*Work required:* Repeat the material exactly as it appears.

*Material:*
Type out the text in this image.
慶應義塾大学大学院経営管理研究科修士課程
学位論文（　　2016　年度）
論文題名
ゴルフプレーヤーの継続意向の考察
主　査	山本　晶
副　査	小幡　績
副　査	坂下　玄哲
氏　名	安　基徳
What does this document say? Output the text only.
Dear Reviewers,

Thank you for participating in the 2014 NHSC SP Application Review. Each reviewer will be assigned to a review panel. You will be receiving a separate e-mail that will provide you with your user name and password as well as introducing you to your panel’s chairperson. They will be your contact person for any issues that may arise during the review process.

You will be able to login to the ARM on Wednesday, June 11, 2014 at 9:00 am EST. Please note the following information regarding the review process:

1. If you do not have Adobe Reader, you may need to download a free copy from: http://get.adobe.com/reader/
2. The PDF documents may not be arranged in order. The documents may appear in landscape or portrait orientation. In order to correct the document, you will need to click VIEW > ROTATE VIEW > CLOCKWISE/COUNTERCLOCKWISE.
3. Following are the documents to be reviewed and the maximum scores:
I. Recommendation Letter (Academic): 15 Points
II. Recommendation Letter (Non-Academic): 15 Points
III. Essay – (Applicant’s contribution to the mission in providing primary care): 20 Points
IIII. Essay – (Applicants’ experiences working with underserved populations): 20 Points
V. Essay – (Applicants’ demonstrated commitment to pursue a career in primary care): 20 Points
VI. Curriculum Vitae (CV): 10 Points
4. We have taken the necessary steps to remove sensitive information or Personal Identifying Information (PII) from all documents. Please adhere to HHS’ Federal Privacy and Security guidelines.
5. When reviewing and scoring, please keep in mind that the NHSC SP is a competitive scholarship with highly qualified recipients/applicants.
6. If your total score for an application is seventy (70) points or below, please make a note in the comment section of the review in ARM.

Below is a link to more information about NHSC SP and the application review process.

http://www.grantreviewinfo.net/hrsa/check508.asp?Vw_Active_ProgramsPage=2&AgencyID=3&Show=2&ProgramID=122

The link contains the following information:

*Written answer:*
Type out the text in this image.
慶應義塾大学大学院経営管理研究科修士課程
学位論文（　　2016　年度）
論文題名
ゴルフプレーヤーの継続意向の考察
主　査	山本　晶
副　査	小幡　績
副　査	坂下　玄哲
氏　名	安　基徳
What does this document say? Output the text only.
Dear Reviewers,

Thank you for participating in the 2014 NHSC SP Application Review. Each reviewer will be assigned to a review panel. You will be receiving a separate e-mail that will provide you with your user name and password as well as introducing you to your panel’s chairperson. They will be your contact person for any issues that may arise during the review process.

You will be able to login to the ARM on Wednesday, June 11, 2014 at 9:00 am EST. Please note the following information regarding the review process:

1. If you do not have Adobe Reader, you may need to download a free copy from: http://get.adobe.com/reader/
2. The PDF documents may not be arranged in order. The documents may appear in landscape or portrait orientation. In order to correct the document, you will need to click VIEW > ROTATE VIEW > CLOCKWISE/COUNTERCLOCKWISE.
3. Following are the documents to be reviewed and the maximum scores:
I. Recommendation Letter (Academic): 15 Points
II. Recommendation Letter (Non-Academic): 15 Points
III. Essay – (Applicant’s contribution to the mission in providing primary care): 20 Points
IIII. Essay – (Applicants’ experiences working with underserved populations): 20 Points
V. Essay – (Applicants’ demonstrated commitment to pursue a career in primary care): 20 Points
VI. Curriculum Vitae (CV): 10 Points
4. We have taken the necessary steps to remove sensitive information or Personal Identifying Information (PII) from all documents. Please adhere to HHS’ Federal Privacy and Security guidelines.
5. When reviewing and scoring, please keep in mind that the NHSC SP is a competitive scholarship with highly qualified recipients/applicants.
6. If your total score for an application is seventy (70) points or below, please make a note in the comment section of the review in ARM.

Below is a link to more information about NHSC SP and the application review process.

http://www.grantreviewinfo.net/hrsa/check508.asp?Vw_Active_ProgramsPage=2&AgencyID=3&Show=2&ProgramID=122

The link contains the following information:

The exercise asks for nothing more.